Extracted records:
━━━━━━━━━━

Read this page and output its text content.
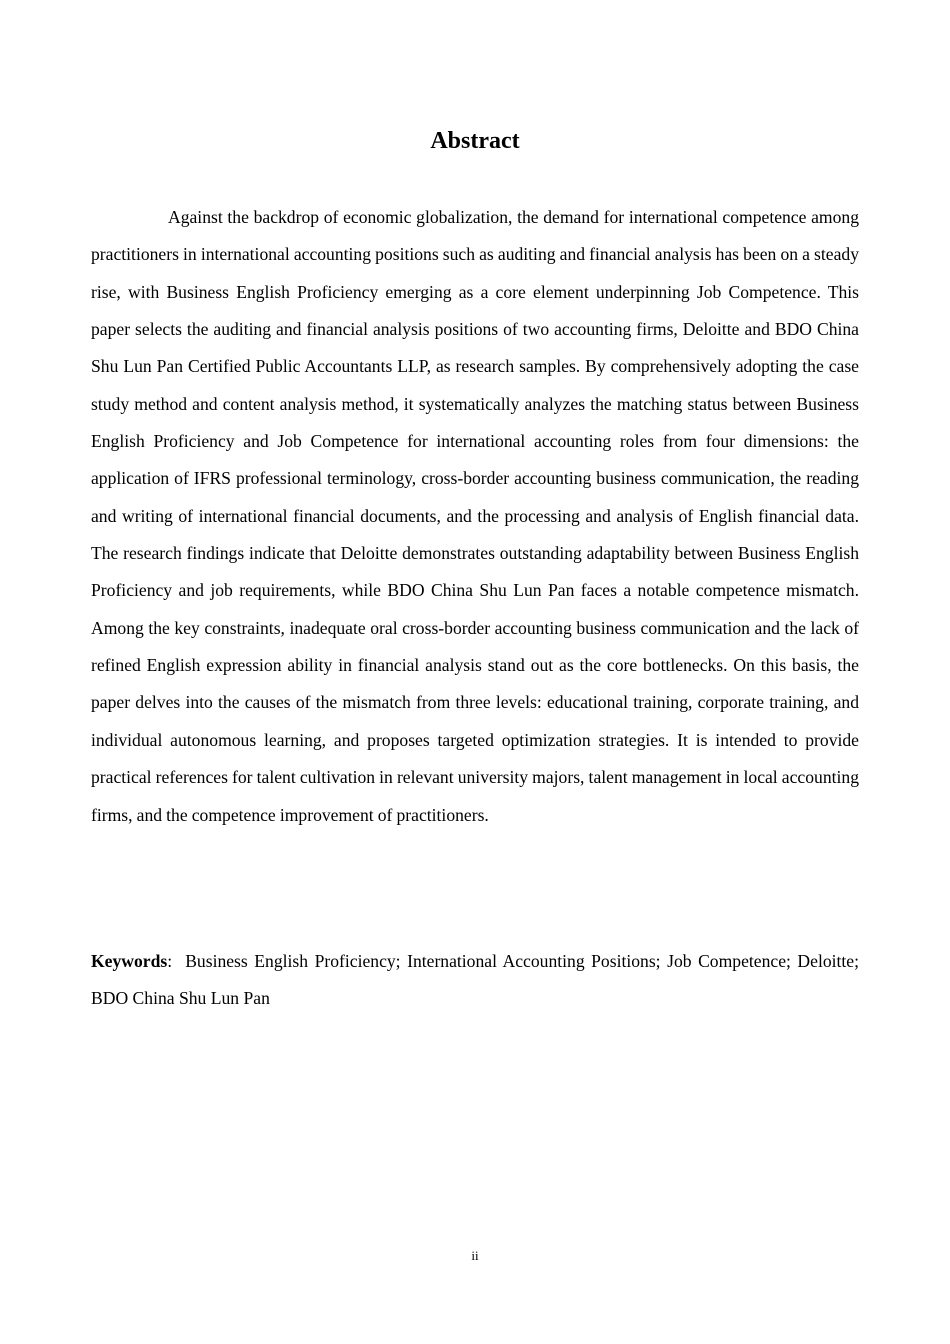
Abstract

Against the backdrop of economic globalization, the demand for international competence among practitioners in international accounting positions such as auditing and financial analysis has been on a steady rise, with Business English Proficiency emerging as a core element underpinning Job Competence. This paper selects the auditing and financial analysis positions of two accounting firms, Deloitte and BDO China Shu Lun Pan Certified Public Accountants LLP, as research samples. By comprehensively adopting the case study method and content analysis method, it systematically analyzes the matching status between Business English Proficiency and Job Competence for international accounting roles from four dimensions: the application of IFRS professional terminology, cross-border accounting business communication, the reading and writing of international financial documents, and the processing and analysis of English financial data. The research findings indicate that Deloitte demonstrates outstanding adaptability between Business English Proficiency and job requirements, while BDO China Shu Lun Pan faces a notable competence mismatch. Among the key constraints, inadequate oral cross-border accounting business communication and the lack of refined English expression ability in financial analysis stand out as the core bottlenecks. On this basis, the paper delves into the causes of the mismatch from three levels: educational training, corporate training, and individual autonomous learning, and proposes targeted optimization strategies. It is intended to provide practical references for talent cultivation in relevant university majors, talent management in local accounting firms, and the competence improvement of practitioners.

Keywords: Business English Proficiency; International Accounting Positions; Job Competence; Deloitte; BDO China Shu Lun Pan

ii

━━━━━━━━━━

▶ [Problem statement] Quote the records in their entirety, keeping the wording exact and excluding pictures.

▶ [Full response]
Read this page and output its text content.
Abstract

Against the backdrop of economic globalization, the demand for international competence among practitioners in international accounting positions such as auditing and financial analysis has been on a steady rise, with Business English Proficiency emerging as a core element underpinning Job Competence. This paper selects the auditing and financial analysis positions of two accounting firms, Deloitte and BDO China Shu Lun Pan Certified Public Accountants LLP, as research samples. By comprehensively adopting the case study method and content analysis method, it systematically analyzes the matching status between Business English Proficiency and Job Competence for international accounting roles from four dimensions: the application of IFRS professional terminology, cross-border accounting business communication, the reading and writing of international financial documents, and the processing and analysis of English financial data. The research findings indicate that Deloitte demonstrates outstanding adaptability between Business English Proficiency and job requirements, while BDO China Shu Lun Pan faces a notable competence mismatch. Among the key constraints, inadequate oral cross-border accounting business communication and the lack of refined English expression ability in financial analysis stand out as the core bottlenecks. On this basis, the paper delves into the causes of the mismatch from three levels: educational training, corporate training, and individual autonomous learning, and proposes targeted optimization strategies. It is intended to provide practical references for talent cultivation in relevant university majors, talent management in local accounting firms, and the competence improvement of practitioners.

Keywords: Business English Proficiency; International Accounting Positions; Job Competence; Deloitte; BDO China Shu Lun Pan

ii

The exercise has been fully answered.